- What the task asks: Copy out all of the data exactly as it appears.
BEGIN Given entries
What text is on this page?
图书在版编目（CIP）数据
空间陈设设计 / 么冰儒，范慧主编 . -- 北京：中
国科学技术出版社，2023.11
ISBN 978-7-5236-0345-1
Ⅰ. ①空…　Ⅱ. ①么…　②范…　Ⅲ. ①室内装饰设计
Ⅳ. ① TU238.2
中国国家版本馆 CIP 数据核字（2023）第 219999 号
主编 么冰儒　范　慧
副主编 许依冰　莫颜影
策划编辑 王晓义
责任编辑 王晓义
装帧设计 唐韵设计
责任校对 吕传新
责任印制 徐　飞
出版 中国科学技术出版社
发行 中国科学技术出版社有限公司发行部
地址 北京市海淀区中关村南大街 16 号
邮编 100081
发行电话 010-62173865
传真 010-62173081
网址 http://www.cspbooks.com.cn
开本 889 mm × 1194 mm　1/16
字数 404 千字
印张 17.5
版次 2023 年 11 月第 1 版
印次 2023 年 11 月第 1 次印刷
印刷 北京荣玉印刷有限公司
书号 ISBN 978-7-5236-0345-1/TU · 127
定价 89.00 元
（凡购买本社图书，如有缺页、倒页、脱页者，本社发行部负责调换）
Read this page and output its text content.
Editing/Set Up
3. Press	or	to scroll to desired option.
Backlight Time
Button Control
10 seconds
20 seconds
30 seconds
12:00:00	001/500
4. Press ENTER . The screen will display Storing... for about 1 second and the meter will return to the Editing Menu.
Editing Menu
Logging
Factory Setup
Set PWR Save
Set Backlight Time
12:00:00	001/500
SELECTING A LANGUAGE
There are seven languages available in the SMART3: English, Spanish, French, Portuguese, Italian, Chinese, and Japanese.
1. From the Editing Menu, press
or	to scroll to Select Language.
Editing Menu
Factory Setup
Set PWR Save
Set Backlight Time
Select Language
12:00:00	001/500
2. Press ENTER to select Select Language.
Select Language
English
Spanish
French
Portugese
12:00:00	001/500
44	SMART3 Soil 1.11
END Given entries
- Task result:
What text is on this page?
图书在版编目（CIP）数据
空间陈设设计 / 么冰儒，范慧主编 . -- 北京：中
国科学技术出版社，2023.11
ISBN 978-7-5236-0345-1
Ⅰ. ①空…　Ⅱ. ①么…　②范…　Ⅲ. ①室内装饰设计
Ⅳ. ① TU238.2
中国国家版本馆 CIP 数据核字（2023）第 219999 号
主编 么冰儒　范　慧
副主编 许依冰　莫颜影
策划编辑 王晓义
责任编辑 王晓义
装帧设计 唐韵设计
责任校对 吕传新
责任印制 徐　飞
出版 中国科学技术出版社
发行 中国科学技术出版社有限公司发行部
地址 北京市海淀区中关村南大街 16 号
邮编 100081
发行电话 010-62173865
传真 010-62173081
网址 http://www.cspbooks.com.cn
开本 889 mm × 1194 mm　1/16
字数 404 千字
印张 17.5
版次 2023 年 11 月第 1 版
印次 2023 年 11 月第 1 次印刷
印刷 北京荣玉印刷有限公司
书号 ISBN 978-7-5236-0345-1/TU · 127
定价 89.00 元
（凡购买本社图书，如有缺页、倒页、脱页者，本社发行部负责调换）
Read this page and output its text content.
Editing/Set Up
3. Press	or	to scroll to desired option.
Backlight Time
Button Control
10 seconds
20 seconds
30 seconds
12:00:00	001/500
4. Press ENTER . The screen will display Storing... for about 1 second and the meter will return to the Editing Menu.
Editing Menu
Logging
Factory Setup
Set PWR Save
Set Backlight Time
12:00:00	001/500
SELECTING A LANGUAGE
There are seven languages available in the SMART3: English, Spanish, French, Portuguese, Italian, Chinese, and Japanese.
1. From the Editing Menu, press
or	to scroll to Select Language.
Editing Menu
Factory Setup
Set PWR Save
Set Backlight Time
Select Language
12:00:00	001/500
2. Press ENTER to select Select Language.
Select Language
English
Spanish
French
Portugese
12:00:00	001/500
44	SMART3 Soil 1.11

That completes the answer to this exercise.